[Stored records]
————

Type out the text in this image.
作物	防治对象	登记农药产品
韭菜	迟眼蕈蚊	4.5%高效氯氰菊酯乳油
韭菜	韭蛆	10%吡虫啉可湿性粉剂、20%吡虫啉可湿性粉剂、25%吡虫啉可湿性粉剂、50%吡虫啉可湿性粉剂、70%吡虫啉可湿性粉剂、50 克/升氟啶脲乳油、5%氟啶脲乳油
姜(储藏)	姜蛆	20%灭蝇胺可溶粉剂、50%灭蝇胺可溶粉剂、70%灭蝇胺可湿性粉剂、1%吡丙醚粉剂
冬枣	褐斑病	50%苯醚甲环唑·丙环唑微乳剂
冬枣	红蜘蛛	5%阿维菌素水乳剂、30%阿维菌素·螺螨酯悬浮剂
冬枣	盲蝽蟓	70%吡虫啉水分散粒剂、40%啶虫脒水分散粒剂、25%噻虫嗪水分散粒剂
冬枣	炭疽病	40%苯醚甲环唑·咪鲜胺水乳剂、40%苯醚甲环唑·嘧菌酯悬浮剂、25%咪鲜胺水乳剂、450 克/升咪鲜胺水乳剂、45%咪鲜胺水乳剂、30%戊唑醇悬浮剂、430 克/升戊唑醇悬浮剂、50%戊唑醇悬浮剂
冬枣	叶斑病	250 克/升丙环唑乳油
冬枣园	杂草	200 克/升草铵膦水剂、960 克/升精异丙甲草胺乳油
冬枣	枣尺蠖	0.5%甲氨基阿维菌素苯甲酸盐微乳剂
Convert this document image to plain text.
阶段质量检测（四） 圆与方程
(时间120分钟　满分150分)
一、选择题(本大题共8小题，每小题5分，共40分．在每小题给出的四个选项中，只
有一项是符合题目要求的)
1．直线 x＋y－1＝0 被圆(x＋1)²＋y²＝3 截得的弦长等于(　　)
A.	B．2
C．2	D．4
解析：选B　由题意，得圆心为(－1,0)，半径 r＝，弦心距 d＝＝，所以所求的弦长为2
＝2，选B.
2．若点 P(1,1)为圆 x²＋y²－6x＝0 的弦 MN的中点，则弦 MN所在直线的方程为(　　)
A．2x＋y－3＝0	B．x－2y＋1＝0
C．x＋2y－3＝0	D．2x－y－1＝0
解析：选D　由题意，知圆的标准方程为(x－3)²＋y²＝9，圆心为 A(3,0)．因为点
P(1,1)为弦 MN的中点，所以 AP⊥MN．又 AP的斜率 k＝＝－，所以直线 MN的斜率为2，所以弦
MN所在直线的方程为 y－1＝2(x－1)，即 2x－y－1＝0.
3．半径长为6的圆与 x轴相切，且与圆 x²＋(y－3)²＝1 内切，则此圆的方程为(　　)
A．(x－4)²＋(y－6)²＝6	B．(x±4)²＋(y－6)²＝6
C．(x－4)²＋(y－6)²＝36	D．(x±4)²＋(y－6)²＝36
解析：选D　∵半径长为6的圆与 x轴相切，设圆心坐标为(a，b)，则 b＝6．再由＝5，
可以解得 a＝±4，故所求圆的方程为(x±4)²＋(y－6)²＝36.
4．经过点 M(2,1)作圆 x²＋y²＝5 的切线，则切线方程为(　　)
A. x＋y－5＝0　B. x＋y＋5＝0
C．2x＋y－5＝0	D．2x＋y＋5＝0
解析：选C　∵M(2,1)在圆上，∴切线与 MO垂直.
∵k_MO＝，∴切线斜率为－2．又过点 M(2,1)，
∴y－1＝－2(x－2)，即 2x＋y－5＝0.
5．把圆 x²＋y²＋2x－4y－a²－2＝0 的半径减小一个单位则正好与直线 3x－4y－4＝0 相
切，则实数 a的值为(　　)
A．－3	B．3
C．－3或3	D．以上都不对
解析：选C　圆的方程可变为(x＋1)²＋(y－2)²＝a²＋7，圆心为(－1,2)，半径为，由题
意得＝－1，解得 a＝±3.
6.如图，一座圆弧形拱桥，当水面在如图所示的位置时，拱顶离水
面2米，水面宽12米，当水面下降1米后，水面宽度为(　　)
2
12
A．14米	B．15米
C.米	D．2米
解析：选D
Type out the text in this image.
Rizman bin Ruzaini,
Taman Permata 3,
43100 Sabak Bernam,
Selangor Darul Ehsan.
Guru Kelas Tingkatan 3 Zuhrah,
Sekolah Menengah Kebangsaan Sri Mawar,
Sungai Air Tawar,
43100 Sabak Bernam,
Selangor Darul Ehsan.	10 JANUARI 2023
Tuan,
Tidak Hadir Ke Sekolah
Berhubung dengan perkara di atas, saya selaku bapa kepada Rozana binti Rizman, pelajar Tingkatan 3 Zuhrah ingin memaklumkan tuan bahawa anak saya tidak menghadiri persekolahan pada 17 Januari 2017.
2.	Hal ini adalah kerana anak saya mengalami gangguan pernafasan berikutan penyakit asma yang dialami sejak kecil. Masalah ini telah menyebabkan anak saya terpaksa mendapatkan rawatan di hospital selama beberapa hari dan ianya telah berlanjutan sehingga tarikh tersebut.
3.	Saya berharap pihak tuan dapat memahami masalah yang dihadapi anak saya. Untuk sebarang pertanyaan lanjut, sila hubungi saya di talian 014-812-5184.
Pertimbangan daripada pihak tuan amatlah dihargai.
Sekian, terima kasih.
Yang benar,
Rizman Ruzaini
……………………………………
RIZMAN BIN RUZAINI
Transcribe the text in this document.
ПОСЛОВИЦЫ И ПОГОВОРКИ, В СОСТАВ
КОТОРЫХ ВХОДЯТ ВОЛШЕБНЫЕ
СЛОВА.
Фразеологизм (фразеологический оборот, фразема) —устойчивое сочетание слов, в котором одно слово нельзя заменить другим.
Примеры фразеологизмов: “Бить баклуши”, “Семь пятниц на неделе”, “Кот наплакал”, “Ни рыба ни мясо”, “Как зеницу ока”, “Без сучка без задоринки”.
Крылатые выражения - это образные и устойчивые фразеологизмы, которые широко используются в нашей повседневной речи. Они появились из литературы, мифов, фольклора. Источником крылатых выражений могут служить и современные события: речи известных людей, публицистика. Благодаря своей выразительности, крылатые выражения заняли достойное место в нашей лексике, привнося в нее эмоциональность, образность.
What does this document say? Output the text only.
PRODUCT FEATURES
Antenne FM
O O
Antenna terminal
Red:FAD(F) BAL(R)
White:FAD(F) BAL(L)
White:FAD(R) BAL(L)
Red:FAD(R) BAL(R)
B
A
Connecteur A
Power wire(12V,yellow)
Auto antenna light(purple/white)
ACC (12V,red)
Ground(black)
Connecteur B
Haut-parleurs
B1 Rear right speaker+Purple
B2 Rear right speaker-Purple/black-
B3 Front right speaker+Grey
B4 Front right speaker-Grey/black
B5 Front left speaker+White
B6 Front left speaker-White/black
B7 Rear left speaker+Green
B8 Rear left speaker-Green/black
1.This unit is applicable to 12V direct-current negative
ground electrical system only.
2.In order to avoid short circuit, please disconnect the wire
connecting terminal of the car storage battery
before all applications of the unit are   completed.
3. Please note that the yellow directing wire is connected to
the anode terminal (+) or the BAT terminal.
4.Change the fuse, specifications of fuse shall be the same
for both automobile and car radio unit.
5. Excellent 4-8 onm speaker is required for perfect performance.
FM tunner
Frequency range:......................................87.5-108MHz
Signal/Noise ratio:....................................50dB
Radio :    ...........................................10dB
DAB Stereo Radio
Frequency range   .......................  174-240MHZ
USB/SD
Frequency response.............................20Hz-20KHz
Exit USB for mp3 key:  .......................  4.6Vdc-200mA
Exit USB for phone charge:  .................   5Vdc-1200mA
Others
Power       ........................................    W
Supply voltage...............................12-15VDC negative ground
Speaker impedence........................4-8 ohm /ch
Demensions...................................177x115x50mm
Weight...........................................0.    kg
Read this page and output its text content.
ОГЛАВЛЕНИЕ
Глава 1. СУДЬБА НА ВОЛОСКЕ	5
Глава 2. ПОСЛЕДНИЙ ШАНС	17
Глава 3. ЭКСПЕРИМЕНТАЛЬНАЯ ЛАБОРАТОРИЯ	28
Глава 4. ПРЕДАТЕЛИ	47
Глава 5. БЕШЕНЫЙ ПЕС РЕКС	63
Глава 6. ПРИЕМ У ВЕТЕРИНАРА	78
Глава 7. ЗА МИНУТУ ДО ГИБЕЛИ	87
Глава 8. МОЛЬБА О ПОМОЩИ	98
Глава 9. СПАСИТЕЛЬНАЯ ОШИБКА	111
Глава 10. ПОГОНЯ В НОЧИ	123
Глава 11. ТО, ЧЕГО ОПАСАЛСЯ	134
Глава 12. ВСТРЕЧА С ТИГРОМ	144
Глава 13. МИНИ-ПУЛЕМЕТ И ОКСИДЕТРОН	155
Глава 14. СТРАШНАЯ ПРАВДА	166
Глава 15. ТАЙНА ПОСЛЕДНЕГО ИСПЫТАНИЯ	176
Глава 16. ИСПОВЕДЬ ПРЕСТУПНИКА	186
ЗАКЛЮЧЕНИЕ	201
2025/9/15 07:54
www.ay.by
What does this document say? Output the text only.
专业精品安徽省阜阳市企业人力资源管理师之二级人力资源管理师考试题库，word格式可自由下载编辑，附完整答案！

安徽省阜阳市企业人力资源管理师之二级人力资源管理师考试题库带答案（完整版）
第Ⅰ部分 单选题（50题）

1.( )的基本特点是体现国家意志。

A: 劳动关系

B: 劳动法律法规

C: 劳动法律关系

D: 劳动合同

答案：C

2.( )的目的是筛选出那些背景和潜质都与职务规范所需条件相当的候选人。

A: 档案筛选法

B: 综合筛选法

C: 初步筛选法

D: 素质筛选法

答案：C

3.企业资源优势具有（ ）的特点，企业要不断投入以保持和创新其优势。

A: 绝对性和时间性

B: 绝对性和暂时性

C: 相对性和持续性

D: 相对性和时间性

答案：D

————

# Stated problem
The answer must consist solely of the number of lines in the entries that contain the word "Exit".

# Response for this exercise
2